** Start of MATERIAL FOR THIS TASK **

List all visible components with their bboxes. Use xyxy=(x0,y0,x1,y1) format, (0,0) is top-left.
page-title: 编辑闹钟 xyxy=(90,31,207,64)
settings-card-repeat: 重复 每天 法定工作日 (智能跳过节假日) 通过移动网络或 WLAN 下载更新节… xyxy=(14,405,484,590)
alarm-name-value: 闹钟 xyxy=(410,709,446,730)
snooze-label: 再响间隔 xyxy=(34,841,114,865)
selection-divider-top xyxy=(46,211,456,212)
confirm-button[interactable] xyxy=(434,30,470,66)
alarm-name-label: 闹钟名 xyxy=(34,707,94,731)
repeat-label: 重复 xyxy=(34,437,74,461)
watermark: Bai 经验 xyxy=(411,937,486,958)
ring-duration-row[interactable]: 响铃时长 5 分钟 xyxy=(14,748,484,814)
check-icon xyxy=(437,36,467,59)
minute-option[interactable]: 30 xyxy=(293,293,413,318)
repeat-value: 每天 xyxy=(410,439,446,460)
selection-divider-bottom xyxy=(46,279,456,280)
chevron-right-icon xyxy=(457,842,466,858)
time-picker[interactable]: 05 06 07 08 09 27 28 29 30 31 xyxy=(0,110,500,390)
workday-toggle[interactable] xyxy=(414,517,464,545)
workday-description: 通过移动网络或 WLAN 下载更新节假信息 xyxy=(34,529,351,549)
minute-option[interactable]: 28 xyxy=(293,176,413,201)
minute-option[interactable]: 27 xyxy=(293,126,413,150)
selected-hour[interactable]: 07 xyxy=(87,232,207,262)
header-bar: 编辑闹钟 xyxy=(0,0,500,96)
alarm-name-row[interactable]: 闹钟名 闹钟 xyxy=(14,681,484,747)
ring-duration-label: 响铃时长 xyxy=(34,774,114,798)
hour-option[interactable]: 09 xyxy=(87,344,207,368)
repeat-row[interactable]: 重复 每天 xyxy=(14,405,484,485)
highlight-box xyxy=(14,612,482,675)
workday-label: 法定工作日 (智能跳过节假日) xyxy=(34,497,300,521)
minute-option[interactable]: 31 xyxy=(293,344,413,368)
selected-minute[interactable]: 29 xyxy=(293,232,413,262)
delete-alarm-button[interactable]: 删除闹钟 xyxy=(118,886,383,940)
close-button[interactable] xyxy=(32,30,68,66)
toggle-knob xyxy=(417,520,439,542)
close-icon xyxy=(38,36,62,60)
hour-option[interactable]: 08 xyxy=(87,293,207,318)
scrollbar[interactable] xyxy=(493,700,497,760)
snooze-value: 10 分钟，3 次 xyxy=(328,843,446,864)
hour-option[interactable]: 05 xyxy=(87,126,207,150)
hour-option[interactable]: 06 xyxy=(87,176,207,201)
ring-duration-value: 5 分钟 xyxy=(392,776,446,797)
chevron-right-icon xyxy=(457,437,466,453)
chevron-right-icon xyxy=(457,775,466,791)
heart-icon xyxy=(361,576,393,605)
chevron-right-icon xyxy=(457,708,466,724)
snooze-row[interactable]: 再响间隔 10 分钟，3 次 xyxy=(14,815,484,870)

** End of MATERIAL FOR THIS TASK **

WHAT YOU SHOULD DO. Reproduce every row above word for word.

ANSWER TO THE PROBLEM.
List all visible components with their bboxes. Use xyxy=(x0,y0,x1,y1) format, (0,0) is top-left.
page-title: 编辑闹钟 xyxy=(90,31,207,64)
settings-card-repeat: 重复 每天 法定工作日 (智能跳过节假日) 通过移动网络或 WLAN 下载更新节… xyxy=(14,405,484,590)
alarm-name-value: 闹钟 xyxy=(410,709,446,730)
snooze-label: 再响间隔 xyxy=(34,841,114,865)
selection-divider-top xyxy=(46,211,456,212)
confirm-button[interactable] xyxy=(434,30,470,66)
alarm-name-label: 闹钟名 xyxy=(34,707,94,731)
repeat-label: 重复 xyxy=(34,437,74,461)
watermark: Bai 经验 xyxy=(411,937,486,958)
ring-duration-row[interactable]: 响铃时长 5 分钟 xyxy=(14,748,484,814)
check-icon xyxy=(437,36,467,59)
minute-option[interactable]: 30 xyxy=(293,293,413,318)
repeat-value: 每天 xyxy=(410,439,446,460)
selection-divider-bottom xyxy=(46,279,456,280)
chevron-right-icon xyxy=(457,842,466,858)
time-picker[interactable]: 05 06 07 08 09 27 28 29 30 31 xyxy=(0,110,500,390)
workday-toggle[interactable] xyxy=(414,517,464,545)
workday-description: 通过移动网络或 WLAN 下载更新节假信息 xyxy=(34,529,351,549)
minute-option[interactable]: 28 xyxy=(293,176,413,201)
minute-option[interactable]: 27 xyxy=(293,126,413,150)
selected-hour[interactable]: 07 xyxy=(87,232,207,262)
header-bar: 编辑闹钟 xyxy=(0,0,500,96)
alarm-name-row[interactable]: 闹钟名 闹钟 xyxy=(14,681,484,747)
ring-duration-label: 响铃时长 xyxy=(34,774,114,798)
hour-option[interactable]: 09 xyxy=(87,344,207,368)
repeat-row[interactable]: 重复 每天 xyxy=(14,405,484,485)
highlight-box xyxy=(14,612,482,675)
workday-label: 法定工作日 (智能跳过节假日) xyxy=(34,497,300,521)
minute-option[interactable]: 31 xyxy=(293,344,413,368)
selected-minute[interactable]: 29 xyxy=(293,232,413,262)
delete-alarm-button[interactable]: 删除闹钟 xyxy=(118,886,383,940)
close-button[interactable] xyxy=(32,30,68,66)
toggle-knob xyxy=(417,520,439,542)
close-icon xyxy=(38,36,62,60)
hour-option[interactable]: 08 xyxy=(87,293,207,318)
scrollbar[interactable] xyxy=(493,700,497,760)
snooze-value: 10 分钟，3 次 xyxy=(328,843,446,864)
hour-option[interactable]: 05 xyxy=(87,126,207,150)
hour-option[interactable]: 06 xyxy=(87,176,207,201)
ring-duration-value: 5 分钟 xyxy=(392,776,446,797)
chevron-right-icon xyxy=(457,437,466,453)
chevron-right-icon xyxy=(457,775,466,791)
heart-icon xyxy=(361,576,393,605)
chevron-right-icon xyxy=(457,708,466,724)
snooze-row[interactable]: 再响间隔 10 分钟，3 次 xyxy=(14,815,484,870)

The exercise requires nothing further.